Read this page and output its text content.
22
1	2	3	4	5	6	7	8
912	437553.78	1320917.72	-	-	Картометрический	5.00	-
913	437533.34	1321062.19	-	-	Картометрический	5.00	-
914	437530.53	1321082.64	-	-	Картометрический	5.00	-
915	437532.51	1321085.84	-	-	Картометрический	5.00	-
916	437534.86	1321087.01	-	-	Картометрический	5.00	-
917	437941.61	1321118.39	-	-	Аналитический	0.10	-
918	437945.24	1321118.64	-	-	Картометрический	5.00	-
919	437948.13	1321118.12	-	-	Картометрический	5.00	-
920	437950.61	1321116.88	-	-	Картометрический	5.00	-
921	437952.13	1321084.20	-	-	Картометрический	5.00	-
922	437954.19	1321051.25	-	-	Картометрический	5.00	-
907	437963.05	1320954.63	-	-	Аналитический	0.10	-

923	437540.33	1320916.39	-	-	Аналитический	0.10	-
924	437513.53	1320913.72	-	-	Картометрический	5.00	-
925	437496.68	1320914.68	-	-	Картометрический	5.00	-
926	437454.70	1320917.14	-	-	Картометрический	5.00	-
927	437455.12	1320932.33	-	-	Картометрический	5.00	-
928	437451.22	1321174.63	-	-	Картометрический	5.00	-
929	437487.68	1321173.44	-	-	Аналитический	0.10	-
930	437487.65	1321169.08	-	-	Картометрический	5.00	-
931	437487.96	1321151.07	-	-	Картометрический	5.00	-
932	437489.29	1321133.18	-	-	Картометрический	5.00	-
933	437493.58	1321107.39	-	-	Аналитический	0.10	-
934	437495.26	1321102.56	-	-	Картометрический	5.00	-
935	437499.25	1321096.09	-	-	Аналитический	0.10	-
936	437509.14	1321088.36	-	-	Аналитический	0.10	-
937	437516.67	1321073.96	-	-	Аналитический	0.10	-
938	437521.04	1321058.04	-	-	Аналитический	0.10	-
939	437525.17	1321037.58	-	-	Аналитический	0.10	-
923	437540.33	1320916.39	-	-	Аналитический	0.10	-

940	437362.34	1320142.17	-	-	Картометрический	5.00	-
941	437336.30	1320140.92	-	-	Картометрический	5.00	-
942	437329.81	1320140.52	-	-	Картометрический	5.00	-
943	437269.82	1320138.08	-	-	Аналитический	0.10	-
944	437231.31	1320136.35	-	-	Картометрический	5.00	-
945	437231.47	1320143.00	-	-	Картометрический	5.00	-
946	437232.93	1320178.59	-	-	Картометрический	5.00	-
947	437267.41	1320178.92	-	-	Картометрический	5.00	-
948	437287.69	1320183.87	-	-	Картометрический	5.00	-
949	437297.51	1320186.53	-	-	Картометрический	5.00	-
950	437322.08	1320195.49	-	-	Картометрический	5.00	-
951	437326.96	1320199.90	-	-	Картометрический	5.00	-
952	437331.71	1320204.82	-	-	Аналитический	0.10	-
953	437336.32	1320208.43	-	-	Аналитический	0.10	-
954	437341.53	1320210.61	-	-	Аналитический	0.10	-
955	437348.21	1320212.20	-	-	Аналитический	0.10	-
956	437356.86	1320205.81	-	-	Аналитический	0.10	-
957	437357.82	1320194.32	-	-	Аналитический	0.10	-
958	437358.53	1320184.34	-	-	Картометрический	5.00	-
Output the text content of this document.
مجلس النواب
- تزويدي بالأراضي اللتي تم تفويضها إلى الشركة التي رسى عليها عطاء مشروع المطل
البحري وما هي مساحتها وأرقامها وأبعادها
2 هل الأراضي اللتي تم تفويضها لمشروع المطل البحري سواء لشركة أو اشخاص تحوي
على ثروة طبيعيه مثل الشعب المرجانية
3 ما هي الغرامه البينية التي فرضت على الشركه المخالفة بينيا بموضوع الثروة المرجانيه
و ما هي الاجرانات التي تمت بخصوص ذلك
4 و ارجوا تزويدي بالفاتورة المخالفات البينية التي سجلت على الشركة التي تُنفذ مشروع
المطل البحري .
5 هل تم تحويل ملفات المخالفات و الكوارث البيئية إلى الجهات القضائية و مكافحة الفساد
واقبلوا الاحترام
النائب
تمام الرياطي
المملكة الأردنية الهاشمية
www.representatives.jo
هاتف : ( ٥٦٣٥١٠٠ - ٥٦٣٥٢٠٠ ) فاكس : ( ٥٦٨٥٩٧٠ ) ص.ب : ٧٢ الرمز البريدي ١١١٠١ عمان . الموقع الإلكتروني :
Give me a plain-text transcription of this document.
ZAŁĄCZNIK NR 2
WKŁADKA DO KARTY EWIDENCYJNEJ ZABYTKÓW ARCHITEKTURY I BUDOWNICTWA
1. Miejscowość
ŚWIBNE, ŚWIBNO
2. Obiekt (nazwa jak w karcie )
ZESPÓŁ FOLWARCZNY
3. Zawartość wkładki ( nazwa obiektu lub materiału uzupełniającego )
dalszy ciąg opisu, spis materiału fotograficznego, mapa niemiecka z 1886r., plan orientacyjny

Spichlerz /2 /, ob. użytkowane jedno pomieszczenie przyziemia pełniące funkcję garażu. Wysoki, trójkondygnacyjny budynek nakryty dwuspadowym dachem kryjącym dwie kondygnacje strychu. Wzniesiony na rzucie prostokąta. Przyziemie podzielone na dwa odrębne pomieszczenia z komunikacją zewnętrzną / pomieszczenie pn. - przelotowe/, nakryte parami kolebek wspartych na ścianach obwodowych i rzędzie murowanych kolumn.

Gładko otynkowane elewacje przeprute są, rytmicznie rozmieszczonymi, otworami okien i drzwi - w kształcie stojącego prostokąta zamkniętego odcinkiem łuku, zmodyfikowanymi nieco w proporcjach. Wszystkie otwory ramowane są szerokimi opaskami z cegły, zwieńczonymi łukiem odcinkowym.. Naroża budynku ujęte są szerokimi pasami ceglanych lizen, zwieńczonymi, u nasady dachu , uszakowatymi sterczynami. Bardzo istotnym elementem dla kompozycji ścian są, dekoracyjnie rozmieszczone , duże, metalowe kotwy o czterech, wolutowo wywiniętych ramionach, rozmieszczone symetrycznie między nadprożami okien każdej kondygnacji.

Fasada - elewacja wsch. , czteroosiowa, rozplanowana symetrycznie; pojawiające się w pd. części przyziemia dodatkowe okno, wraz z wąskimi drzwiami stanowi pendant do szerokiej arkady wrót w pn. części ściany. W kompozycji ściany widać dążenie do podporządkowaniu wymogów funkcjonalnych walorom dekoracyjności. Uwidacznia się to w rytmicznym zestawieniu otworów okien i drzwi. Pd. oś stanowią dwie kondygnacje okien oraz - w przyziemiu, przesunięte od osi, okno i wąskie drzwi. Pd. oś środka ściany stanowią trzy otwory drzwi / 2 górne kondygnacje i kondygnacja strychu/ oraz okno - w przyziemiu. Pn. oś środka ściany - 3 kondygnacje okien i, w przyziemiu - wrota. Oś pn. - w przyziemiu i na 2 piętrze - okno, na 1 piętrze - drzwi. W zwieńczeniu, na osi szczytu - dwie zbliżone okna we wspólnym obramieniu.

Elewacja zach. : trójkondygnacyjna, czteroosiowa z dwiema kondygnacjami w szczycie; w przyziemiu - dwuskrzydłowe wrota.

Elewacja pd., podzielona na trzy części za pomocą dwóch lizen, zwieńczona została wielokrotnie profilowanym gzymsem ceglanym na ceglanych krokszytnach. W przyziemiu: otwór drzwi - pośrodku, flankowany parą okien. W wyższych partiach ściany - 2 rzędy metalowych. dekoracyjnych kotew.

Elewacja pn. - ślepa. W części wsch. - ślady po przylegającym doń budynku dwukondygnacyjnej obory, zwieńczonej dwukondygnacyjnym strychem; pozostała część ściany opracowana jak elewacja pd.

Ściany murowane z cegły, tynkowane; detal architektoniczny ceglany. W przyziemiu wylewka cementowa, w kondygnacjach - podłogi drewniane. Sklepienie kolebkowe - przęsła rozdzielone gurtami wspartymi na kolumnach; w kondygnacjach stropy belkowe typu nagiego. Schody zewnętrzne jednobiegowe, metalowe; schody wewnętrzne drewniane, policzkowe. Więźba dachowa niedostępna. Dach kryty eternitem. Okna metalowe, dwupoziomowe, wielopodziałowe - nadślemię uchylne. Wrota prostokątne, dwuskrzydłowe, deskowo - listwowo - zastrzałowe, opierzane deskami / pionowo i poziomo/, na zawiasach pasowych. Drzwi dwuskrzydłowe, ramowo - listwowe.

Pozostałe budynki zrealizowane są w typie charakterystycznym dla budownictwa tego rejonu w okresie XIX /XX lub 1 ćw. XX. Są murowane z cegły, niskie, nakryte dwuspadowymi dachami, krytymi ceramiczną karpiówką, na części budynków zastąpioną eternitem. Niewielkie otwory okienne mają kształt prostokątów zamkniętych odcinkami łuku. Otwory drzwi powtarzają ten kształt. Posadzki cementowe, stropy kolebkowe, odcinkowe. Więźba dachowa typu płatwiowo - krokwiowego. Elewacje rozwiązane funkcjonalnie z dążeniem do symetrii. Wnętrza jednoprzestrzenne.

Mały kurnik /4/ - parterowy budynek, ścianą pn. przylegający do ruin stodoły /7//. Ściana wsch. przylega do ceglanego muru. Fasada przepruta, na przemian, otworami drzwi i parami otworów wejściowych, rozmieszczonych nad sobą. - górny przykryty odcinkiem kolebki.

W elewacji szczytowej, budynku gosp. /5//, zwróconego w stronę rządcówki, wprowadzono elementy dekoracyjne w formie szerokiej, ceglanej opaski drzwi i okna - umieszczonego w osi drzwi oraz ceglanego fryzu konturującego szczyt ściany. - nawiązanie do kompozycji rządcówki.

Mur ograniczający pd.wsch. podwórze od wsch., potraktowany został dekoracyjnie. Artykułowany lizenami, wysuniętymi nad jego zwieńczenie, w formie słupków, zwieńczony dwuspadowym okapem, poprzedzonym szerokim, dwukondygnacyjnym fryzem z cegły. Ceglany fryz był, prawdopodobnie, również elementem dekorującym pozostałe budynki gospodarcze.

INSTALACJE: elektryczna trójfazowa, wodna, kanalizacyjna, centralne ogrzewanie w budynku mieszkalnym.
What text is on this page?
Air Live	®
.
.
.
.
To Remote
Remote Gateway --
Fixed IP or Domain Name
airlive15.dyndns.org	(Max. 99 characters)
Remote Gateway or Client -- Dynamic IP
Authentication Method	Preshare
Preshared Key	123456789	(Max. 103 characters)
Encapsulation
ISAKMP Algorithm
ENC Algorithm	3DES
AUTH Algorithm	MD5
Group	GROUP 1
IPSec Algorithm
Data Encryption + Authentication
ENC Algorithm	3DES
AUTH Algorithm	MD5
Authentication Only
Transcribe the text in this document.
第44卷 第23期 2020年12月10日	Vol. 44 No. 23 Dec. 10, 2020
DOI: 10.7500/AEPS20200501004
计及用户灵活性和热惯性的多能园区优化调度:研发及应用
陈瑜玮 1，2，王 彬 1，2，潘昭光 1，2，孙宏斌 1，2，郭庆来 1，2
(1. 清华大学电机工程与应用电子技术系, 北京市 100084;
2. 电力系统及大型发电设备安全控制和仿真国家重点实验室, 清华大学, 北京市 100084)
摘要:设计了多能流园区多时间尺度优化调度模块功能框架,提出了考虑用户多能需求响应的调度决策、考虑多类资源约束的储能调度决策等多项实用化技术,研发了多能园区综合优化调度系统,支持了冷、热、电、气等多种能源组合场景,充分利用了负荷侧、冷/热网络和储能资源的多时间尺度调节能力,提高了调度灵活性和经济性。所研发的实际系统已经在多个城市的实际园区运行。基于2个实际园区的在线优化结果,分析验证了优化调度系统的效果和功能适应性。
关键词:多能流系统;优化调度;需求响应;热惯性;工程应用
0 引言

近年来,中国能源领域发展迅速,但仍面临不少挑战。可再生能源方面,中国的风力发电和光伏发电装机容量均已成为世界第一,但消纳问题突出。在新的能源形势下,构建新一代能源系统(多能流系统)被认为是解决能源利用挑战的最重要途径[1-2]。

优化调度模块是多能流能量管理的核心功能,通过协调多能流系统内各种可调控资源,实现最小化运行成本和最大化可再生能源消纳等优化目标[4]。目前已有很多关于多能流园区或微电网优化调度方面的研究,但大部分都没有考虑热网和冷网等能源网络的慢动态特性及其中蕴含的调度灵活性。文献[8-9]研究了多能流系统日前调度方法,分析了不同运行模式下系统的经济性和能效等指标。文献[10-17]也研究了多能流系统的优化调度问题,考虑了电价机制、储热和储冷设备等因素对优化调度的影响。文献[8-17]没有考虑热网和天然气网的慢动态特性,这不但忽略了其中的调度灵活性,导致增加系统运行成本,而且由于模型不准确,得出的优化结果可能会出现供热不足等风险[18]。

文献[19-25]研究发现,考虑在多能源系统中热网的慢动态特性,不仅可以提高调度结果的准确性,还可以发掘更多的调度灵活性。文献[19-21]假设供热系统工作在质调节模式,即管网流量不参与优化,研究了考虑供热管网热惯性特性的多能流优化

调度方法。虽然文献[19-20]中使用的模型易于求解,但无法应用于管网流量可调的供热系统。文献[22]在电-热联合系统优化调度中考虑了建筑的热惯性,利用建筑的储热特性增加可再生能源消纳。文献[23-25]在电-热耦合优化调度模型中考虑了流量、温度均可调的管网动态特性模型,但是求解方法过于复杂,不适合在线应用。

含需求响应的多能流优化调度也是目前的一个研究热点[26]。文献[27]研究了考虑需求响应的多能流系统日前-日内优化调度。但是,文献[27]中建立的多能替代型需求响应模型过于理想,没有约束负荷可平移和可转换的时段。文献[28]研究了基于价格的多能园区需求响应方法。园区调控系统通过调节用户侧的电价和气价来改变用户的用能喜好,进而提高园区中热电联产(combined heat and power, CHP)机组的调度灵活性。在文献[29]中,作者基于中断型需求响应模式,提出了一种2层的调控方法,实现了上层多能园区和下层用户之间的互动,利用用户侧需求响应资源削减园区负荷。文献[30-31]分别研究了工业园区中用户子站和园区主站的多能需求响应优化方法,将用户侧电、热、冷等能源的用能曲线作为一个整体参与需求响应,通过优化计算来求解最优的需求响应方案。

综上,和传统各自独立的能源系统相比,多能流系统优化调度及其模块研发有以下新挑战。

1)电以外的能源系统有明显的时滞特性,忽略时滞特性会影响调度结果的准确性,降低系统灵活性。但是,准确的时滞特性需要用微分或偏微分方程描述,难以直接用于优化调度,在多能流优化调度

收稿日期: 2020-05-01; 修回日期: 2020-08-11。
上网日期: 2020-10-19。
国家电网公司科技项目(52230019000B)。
_ _ _
» **Problem description**
Copy each line above that contains the string "text".

» **Answer to this exercise**
Read this page and output its text content.
Output the text content of this document.
Give me a plain-text transcription of this document.
What text is on this page?
Transcribe the text in this document.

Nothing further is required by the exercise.